What you will do -
Find the number of lines in these records where the word "icon" appears. Reply with that number and nothing more.

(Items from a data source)
******************************

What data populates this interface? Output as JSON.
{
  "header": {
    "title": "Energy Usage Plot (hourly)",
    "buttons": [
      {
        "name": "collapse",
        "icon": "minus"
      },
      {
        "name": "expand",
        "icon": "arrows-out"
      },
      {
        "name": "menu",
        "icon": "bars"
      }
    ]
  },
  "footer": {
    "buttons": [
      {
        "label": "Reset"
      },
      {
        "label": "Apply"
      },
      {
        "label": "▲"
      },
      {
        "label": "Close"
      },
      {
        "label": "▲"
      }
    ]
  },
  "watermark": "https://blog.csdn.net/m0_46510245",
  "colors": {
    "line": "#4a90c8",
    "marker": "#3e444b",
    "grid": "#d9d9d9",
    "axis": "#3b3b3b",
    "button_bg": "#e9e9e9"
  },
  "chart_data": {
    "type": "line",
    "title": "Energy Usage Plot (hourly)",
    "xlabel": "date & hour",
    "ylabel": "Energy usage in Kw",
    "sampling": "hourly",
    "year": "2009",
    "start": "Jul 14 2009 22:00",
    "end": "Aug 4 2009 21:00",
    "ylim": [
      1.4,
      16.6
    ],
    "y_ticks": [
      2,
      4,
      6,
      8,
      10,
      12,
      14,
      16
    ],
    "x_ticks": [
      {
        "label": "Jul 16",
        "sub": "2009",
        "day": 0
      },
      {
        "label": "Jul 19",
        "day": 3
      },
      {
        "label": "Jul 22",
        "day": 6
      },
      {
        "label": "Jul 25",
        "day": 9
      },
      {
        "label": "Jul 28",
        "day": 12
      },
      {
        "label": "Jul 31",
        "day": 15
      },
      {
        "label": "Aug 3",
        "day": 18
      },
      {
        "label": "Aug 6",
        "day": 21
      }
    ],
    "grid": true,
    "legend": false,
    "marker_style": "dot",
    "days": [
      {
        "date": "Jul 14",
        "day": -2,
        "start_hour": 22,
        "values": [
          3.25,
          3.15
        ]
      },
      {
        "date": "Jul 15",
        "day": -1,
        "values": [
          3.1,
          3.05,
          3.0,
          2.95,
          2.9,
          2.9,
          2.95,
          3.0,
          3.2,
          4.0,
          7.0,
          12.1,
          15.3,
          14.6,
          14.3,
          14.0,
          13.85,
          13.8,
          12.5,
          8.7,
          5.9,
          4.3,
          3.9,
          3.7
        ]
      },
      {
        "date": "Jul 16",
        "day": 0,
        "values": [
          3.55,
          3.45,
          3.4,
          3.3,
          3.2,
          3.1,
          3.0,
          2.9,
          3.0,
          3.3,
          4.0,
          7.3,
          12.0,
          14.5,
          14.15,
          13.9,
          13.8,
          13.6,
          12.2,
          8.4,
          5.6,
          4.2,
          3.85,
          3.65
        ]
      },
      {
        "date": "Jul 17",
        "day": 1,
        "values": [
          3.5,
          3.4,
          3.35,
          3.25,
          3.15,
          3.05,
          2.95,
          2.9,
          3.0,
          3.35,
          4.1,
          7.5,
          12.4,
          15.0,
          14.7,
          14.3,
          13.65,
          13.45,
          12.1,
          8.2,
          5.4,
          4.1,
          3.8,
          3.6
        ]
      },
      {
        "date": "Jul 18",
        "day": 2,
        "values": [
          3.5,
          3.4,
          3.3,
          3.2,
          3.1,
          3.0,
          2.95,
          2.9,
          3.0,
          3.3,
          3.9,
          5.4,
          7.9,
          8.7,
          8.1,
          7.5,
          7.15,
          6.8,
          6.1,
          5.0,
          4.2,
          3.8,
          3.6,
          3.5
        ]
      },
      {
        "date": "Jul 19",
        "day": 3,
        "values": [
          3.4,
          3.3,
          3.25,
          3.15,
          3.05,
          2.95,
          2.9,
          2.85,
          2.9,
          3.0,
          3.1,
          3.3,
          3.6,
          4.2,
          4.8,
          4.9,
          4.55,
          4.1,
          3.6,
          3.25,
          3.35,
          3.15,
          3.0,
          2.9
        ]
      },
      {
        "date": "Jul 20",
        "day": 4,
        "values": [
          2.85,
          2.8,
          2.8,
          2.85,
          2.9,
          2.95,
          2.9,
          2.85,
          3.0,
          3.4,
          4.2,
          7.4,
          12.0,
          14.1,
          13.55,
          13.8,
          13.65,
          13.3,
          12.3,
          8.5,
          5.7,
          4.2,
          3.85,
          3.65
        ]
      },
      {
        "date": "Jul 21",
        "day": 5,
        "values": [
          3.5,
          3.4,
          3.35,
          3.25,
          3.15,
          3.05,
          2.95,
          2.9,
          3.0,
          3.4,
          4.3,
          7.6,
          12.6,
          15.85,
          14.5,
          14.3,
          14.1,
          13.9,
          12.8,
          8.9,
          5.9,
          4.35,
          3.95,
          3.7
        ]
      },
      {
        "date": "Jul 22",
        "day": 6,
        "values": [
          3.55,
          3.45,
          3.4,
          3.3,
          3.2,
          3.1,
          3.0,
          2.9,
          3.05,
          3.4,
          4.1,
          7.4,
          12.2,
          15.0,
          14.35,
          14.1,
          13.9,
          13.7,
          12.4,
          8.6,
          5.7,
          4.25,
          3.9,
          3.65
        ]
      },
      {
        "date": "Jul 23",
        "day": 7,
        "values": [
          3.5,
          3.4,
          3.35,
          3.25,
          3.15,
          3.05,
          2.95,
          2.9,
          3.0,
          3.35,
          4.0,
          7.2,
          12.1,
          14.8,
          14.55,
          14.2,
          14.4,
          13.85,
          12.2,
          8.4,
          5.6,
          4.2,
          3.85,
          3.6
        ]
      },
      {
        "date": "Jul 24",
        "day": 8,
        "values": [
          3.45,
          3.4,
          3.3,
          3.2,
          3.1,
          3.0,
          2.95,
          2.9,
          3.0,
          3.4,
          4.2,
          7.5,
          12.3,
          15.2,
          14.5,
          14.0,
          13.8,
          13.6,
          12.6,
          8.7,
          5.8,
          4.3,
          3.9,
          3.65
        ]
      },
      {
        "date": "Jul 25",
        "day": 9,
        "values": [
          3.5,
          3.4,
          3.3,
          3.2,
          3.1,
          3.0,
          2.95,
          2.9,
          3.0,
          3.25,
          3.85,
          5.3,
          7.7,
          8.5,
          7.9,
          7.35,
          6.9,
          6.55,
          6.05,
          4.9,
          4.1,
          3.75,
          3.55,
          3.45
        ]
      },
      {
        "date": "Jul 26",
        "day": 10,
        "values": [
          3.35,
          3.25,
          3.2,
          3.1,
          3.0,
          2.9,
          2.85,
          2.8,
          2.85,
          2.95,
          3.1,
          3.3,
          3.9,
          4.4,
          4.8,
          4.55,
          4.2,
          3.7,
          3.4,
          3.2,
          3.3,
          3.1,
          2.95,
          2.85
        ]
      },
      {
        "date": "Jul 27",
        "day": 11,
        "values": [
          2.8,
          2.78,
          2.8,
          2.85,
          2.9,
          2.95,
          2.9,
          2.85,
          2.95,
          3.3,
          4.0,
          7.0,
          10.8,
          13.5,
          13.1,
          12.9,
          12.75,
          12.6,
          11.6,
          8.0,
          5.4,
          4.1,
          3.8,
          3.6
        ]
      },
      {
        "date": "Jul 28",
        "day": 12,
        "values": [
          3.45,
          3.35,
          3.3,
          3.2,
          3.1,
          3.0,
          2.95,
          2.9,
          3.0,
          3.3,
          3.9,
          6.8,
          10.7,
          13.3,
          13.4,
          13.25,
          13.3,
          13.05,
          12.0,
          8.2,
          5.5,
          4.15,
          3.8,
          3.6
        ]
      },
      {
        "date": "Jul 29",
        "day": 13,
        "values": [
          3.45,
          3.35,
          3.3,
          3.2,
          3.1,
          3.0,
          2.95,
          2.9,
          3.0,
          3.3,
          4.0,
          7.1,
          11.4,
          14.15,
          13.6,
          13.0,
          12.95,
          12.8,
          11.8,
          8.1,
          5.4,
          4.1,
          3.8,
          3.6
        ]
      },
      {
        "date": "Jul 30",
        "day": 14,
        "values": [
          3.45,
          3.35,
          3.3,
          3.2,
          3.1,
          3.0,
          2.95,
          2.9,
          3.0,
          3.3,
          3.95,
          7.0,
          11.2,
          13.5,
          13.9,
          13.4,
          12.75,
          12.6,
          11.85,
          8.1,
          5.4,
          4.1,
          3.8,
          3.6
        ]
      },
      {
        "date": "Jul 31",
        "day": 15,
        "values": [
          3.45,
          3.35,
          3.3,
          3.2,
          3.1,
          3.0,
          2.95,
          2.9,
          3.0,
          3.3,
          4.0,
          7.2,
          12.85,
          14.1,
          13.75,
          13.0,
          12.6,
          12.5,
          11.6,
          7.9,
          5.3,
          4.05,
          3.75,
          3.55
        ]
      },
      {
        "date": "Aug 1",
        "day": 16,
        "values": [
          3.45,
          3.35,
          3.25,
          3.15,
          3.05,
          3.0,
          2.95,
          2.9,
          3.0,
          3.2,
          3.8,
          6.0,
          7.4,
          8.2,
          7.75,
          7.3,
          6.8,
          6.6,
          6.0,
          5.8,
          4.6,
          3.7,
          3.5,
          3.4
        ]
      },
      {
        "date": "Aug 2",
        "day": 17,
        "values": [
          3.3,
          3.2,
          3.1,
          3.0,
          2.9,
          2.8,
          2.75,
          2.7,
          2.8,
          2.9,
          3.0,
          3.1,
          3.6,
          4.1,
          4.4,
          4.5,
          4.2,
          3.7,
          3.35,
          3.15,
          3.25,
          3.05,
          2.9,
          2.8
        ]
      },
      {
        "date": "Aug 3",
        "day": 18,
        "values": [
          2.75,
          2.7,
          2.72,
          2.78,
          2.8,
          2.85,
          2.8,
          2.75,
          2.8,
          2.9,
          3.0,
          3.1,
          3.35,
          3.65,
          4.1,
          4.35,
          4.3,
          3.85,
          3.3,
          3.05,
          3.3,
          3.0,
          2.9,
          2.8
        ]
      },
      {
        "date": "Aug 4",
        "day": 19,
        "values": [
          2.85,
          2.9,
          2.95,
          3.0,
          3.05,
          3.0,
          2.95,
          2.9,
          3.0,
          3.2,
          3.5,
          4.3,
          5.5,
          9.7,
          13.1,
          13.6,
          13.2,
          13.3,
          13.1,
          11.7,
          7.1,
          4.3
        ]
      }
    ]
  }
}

******************************

Exercise response -
3